| JOB |
Copy out, unchanged, everything from the start of the listing down to the line containing "102, 576, 110]", including that line.

| SUPPLIED RECORDS |
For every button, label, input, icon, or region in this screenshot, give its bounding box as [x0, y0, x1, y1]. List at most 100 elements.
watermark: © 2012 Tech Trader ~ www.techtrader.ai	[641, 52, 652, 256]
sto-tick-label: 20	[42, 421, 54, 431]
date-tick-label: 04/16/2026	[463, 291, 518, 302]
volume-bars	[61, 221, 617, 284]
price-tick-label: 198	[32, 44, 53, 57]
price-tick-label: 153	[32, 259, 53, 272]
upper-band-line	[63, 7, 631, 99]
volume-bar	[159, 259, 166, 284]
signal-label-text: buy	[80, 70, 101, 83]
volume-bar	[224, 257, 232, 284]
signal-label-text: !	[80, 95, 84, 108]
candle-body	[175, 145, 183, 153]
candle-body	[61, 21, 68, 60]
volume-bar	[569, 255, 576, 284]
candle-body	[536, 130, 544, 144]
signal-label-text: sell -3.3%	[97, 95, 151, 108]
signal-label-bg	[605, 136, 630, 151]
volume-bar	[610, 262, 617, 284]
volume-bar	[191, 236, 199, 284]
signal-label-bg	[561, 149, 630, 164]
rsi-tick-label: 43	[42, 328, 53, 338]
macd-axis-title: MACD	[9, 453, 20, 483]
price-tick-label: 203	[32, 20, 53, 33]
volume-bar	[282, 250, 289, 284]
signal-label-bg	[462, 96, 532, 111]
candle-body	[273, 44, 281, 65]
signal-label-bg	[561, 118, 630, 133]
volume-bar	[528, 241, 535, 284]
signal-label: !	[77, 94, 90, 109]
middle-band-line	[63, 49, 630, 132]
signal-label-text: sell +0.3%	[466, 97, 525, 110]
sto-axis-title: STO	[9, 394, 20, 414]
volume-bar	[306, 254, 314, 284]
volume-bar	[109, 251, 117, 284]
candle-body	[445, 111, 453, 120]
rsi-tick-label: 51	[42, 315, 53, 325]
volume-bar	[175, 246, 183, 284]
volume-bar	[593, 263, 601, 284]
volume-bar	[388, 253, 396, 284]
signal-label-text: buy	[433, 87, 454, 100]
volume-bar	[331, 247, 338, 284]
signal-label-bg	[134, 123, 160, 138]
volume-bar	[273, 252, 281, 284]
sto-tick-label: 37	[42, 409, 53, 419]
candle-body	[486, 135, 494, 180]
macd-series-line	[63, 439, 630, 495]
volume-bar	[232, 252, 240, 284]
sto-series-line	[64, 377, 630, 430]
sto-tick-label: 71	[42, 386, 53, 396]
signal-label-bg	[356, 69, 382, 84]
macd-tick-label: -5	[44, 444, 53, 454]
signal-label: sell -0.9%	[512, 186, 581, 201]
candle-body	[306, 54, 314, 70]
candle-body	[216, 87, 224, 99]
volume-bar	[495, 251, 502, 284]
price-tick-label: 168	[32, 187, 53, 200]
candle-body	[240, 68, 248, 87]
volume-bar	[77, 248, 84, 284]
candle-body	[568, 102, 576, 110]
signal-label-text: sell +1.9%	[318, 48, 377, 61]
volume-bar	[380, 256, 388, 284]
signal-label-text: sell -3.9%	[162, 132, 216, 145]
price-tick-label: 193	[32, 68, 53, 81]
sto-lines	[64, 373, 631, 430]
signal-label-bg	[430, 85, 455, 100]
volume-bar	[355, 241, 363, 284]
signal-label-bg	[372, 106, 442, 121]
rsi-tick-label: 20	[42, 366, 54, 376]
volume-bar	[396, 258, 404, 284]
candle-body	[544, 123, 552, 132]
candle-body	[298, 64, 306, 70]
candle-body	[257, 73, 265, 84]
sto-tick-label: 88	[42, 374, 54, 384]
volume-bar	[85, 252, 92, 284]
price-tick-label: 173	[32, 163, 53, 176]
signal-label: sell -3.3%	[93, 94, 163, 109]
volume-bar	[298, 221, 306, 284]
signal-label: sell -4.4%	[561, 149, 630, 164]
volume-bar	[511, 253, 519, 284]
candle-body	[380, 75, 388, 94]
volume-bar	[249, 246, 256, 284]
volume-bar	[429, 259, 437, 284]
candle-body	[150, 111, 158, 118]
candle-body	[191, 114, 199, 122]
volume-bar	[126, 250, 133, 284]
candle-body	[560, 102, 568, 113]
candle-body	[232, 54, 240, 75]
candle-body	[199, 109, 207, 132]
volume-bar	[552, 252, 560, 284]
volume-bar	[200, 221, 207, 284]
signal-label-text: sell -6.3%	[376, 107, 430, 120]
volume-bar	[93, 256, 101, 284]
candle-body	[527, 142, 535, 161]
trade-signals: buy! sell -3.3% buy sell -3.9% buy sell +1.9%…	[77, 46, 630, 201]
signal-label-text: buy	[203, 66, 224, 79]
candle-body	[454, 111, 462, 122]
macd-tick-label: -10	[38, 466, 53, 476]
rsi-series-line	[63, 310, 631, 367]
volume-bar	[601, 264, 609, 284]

| EXERCISE ANSWER |
For every button, label, input, icon, or region in this screenshot, give its bounding box as [x0, y0, x1, y1]. List at most 100 elements.
watermark: © 2012 Tech Trader ~ www.techtrader.ai	[641, 52, 652, 256]
sto-tick-label: 20	[42, 421, 54, 431]
date-tick-label: 04/16/2026	[463, 291, 518, 302]
volume-bars	[61, 221, 617, 284]
price-tick-label: 198	[32, 44, 53, 57]
price-tick-label: 153	[32, 259, 53, 272]
upper-band-line	[63, 7, 631, 99]
volume-bar	[159, 259, 166, 284]
signal-label-text: buy	[80, 70, 101, 83]
volume-bar	[224, 257, 232, 284]
signal-label-text: !	[80, 95, 84, 108]
candle-body	[175, 145, 183, 153]
candle-body	[61, 21, 68, 60]
volume-bar	[569, 255, 576, 284]
candle-body	[536, 130, 544, 144]
signal-label-text: sell -3.3%	[97, 95, 151, 108]
signal-label-bg	[605, 136, 630, 151]
volume-bar	[610, 262, 617, 284]
volume-bar	[191, 236, 199, 284]
signal-label-bg	[561, 149, 630, 164]
rsi-tick-label: 43	[42, 328, 53, 338]
macd-axis-title: MACD	[9, 453, 20, 483]
price-tick-label: 203	[32, 20, 53, 33]
volume-bar	[282, 250, 289, 284]
signal-label-bg	[462, 96, 532, 111]
candle-body	[273, 44, 281, 65]
signal-label-bg	[561, 118, 630, 133]
volume-bar	[528, 241, 535, 284]
signal-label: !	[77, 94, 90, 109]
middle-band-line	[63, 49, 630, 132]
signal-label-text: sell +0.3%	[466, 97, 525, 110]
sto-axis-title: STO	[9, 394, 20, 414]
volume-bar	[306, 254, 314, 284]
volume-bar	[109, 251, 117, 284]
candle-body	[445, 111, 453, 120]
rsi-tick-label: 51	[42, 315, 53, 325]
volume-bar	[175, 246, 183, 284]
volume-bar	[593, 263, 601, 284]
volume-bar	[388, 253, 396, 284]
signal-label-text: buy	[433, 87, 454, 100]
volume-bar	[331, 247, 338, 284]
signal-label-bg	[134, 123, 160, 138]
volume-bar	[273, 252, 281, 284]
sto-tick-label: 37	[42, 409, 53, 419]
candle-body	[486, 135, 494, 180]
macd-series-line	[63, 439, 630, 495]
volume-bar	[232, 252, 240, 284]
sto-series-line	[64, 377, 630, 430]
sto-tick-label: 71	[42, 386, 53, 396]
signal-label-bg	[356, 69, 382, 84]
macd-tick-label: -5	[44, 444, 53, 454]
signal-label: sell -0.9%	[512, 186, 581, 201]
candle-body	[306, 54, 314, 70]
candle-body	[216, 87, 224, 99]
volume-bar	[495, 251, 502, 284]
price-tick-label: 168	[32, 187, 53, 200]
candle-body	[240, 68, 248, 87]
volume-bar	[77, 248, 84, 284]
candle-body	[568, 102, 576, 110]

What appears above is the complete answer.